• **Selected text**:
———

It's about 250 lines. Production code would have tests, dependency injection details, configuration loading, but the core is what you see here.
A Final Code Recap¶
Throughout these four files, we've shown:
- The 20-line errgroup skeleton.
- Per-tenant isolation pipelines.
- ETL with aggregation and rollback.
- A complete saga coordinator.
- A panic-safe pipeline.
- A circuit-breaker-wrapped dependency.
- A webhook fan-out with retry.
- A payment processing system.
Each example built on the previous. Each demonstrated additional concepts.
Re-read them. Compile them. Modify them. Break them. Each modification teaches something.
The code is the curriculum.
Truly Final Words¶
If you've reached here, you've read 200+ pages of pipeline material. Take a moment.
Then close the file. Open a terminal. Write a tiny pipeline. Run it. Break it on purpose. Fix it.
That moment — writing code that works after understanding the patterns — is when learning becomes real.
The next time you write errgroup.WithContext, you'll know what's happening, why, and where the failure modes lurk. That knowledge separates the engineers who write robust pipelines from those who write fragile ones.
Be one of the former. Build the pipelines. Operate them. Improve them.
Years from now, you'll write a pipeline that handles a billion items, recovers gracefully from outages, and lets your colleagues sleep through alerts.
That's the goal.
End of professional level. End of the series.

———

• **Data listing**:
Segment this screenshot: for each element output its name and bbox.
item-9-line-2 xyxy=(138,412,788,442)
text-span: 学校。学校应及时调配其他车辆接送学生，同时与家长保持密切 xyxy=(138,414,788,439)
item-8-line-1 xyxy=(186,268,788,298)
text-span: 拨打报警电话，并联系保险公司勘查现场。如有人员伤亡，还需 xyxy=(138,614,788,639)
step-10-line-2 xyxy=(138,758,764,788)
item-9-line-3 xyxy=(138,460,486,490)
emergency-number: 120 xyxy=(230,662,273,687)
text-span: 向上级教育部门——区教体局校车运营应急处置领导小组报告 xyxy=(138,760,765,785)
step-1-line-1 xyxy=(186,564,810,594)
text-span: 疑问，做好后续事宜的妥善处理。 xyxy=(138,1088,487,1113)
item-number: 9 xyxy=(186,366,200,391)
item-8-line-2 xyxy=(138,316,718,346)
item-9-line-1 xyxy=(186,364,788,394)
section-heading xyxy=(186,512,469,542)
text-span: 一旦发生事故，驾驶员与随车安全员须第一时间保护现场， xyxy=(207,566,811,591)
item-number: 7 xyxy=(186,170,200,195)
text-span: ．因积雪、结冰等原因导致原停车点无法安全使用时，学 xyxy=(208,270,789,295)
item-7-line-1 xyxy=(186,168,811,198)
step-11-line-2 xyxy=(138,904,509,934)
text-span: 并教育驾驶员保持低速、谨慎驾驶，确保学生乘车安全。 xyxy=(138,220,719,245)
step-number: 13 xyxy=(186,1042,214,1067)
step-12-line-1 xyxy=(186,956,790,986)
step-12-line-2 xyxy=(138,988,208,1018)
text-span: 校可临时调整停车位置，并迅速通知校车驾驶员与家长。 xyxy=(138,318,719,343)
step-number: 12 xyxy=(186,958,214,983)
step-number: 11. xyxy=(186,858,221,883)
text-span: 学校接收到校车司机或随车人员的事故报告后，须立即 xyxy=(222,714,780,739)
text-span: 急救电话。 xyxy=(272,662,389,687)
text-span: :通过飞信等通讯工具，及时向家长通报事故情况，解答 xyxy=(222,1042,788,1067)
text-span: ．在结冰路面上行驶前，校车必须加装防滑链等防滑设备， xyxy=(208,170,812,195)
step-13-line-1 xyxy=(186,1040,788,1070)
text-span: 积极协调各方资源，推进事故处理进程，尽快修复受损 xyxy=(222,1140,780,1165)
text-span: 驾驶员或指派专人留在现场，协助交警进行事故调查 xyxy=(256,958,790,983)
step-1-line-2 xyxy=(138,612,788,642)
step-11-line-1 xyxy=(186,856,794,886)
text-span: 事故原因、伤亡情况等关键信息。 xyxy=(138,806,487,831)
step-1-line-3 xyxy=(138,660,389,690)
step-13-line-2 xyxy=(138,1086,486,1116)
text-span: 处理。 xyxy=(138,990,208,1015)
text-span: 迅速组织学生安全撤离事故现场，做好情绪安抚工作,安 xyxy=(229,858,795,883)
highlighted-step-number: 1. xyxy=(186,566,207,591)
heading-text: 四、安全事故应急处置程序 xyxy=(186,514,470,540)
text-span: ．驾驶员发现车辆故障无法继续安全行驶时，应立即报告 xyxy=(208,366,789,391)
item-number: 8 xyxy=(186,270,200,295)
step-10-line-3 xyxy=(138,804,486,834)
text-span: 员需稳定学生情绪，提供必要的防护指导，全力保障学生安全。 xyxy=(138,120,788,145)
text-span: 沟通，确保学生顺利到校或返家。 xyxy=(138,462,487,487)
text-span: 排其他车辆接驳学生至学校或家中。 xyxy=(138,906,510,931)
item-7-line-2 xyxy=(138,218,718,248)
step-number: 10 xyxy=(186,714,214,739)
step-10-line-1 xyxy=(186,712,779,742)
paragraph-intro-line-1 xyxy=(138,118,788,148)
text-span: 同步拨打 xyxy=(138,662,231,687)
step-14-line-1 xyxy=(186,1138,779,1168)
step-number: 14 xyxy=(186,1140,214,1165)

———

Duplicate a passage of the text about Go pipelines word for word, beginning at the words that contain "Re-read them. Compile" and stopping after "purpose. Fix it.". The material is separate and unrelated to the text about Go pipelines.

• **Correct answer**:
Re-read them. Compile them. Modify them. Break them. Each modification teaches something.
The code is the curriculum.
Truly Final Words¶
If you've reached here, you've read 200+ pages of pipeline material. Take a moment.
Then close the file. Open a terminal. Write a tiny pipeline. Run it. Break it on purpose. Fix it.